### Given task
Look through the data below. Collect every line where the word "this" occurs.

** begin Task inputs **

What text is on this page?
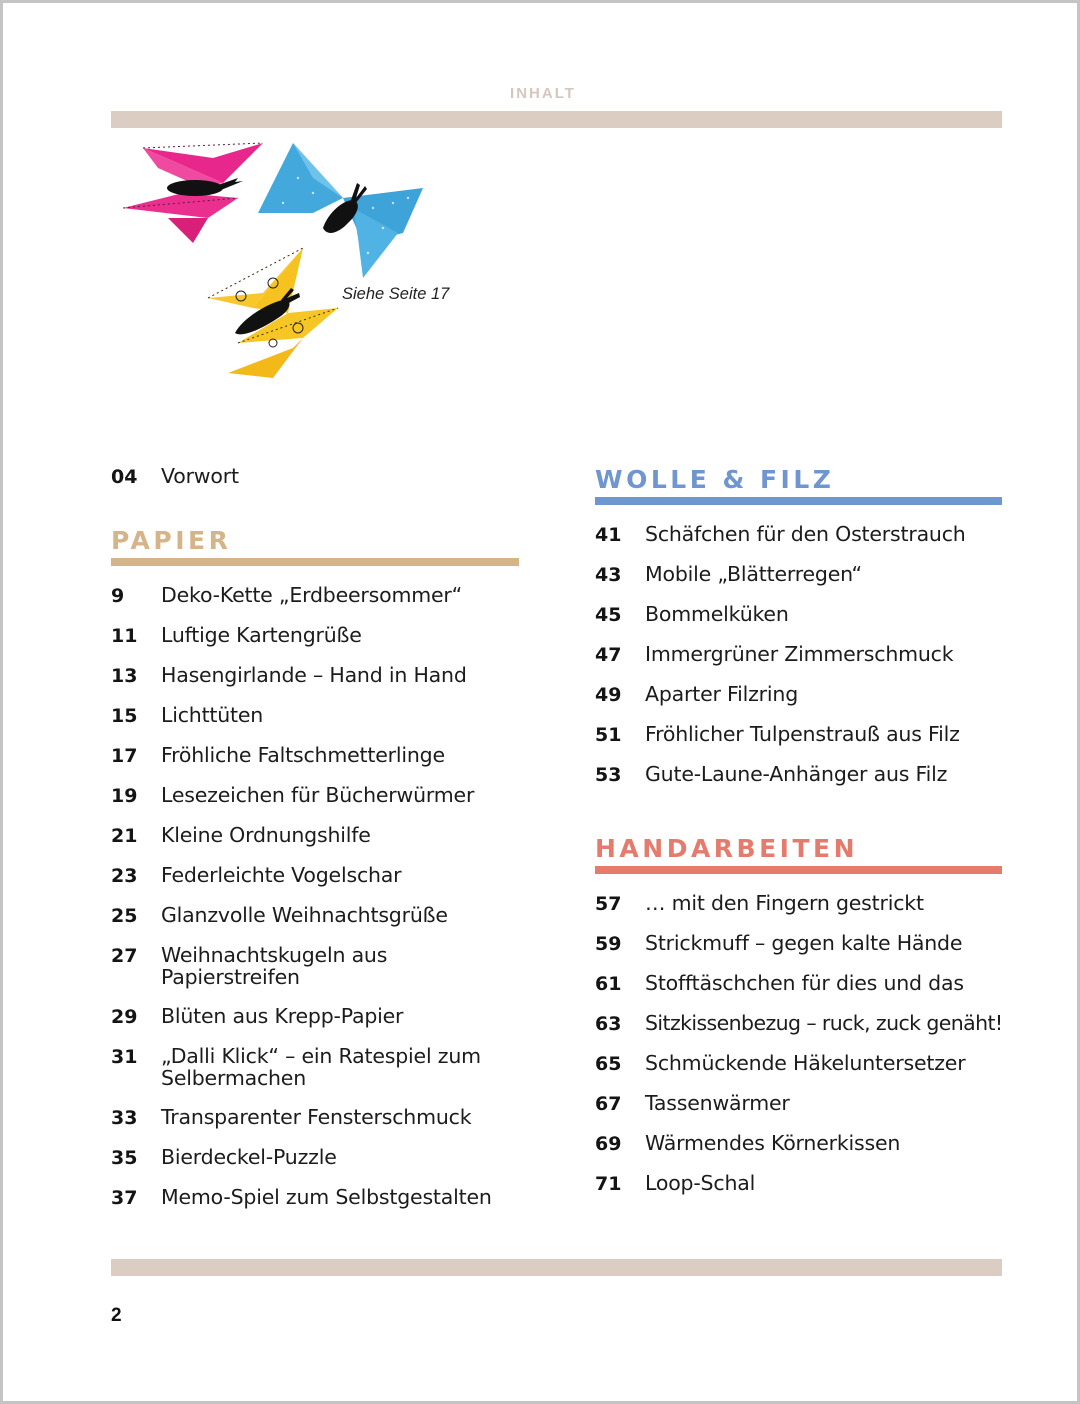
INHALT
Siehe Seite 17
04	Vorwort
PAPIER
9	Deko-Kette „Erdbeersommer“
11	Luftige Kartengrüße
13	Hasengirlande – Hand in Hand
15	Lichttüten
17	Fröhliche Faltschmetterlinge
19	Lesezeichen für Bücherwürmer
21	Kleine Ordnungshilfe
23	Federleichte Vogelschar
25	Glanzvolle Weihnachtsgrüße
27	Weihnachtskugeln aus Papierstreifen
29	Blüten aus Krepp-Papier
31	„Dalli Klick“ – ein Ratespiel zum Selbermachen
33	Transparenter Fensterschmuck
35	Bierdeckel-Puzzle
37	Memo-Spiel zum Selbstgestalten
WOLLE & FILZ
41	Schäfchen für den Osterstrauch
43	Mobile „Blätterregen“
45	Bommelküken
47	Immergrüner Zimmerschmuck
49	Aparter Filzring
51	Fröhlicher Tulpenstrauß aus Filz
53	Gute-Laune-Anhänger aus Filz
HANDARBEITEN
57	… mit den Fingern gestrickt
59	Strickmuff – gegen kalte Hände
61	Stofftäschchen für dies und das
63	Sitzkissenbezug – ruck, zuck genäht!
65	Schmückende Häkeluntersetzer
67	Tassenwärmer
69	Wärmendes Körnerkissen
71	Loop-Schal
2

** end Task inputs **
** begin Task inputs **

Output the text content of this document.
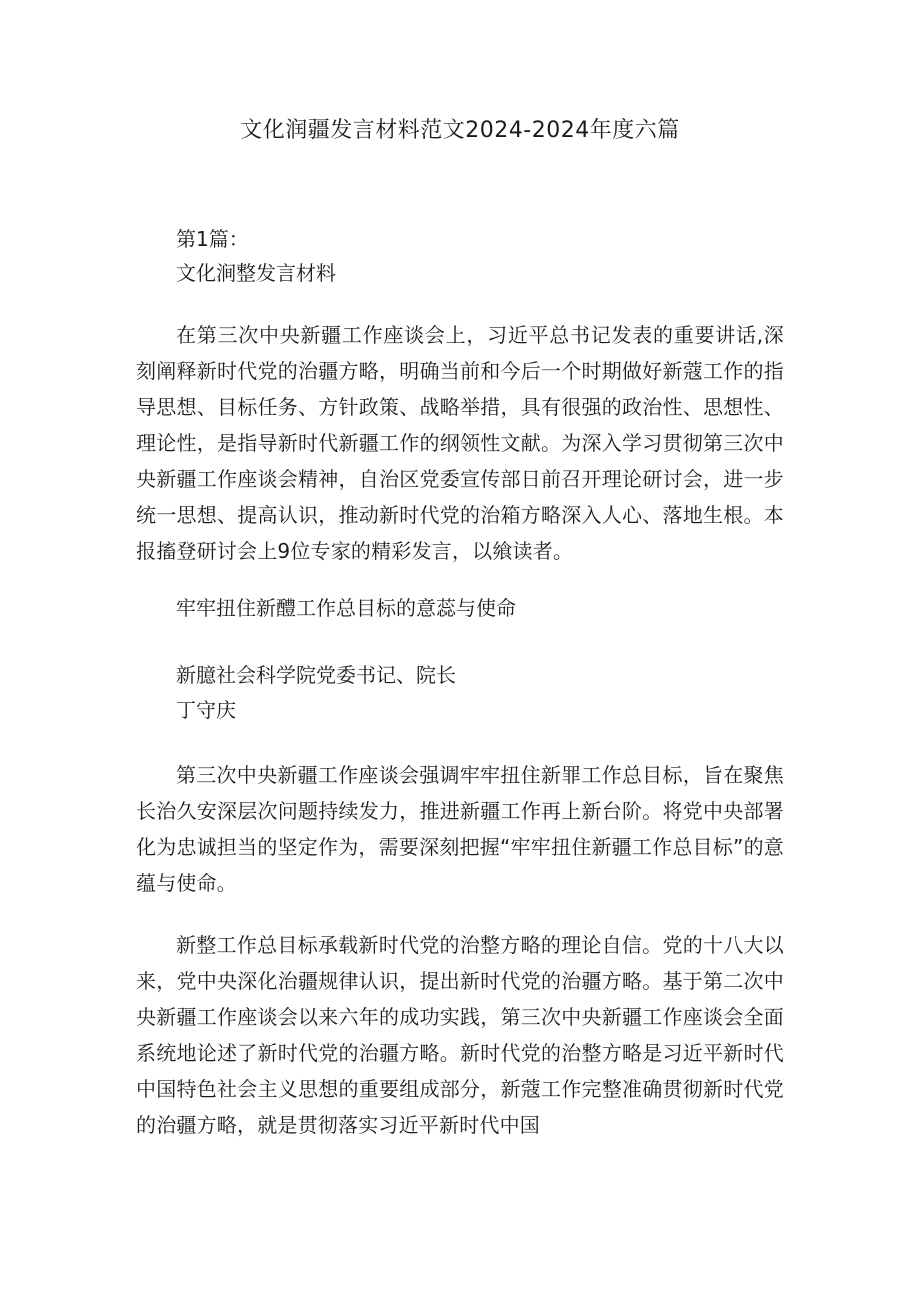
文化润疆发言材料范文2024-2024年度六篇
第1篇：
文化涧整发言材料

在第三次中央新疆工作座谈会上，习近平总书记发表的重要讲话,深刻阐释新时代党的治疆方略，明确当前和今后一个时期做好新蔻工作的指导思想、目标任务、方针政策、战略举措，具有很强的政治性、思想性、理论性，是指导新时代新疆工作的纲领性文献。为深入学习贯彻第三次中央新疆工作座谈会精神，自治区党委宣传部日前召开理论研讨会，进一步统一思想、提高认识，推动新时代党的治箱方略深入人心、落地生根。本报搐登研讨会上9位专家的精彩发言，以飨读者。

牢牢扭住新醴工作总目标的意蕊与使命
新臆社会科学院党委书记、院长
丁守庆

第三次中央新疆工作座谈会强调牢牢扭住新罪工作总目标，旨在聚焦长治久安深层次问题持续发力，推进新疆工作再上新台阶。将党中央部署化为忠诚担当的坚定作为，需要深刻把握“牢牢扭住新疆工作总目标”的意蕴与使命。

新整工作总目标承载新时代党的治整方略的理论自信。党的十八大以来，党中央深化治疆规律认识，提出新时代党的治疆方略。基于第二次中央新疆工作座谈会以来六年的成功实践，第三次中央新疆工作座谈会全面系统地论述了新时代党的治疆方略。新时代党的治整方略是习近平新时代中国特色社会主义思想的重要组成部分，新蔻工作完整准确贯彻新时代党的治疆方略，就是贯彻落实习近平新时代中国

** end Task inputs **
** begin Task inputs **

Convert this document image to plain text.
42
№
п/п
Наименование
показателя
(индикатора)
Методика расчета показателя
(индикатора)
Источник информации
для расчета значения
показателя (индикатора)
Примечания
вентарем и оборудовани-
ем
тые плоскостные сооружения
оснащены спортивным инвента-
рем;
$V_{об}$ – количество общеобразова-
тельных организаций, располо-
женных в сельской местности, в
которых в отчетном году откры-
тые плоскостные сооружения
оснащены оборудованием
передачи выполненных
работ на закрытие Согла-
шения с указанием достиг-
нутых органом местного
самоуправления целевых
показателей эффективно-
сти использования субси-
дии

** end Task inputs **

### Written response
What text is on this page?
Output the text content of this document.
Convert this document image to plain text.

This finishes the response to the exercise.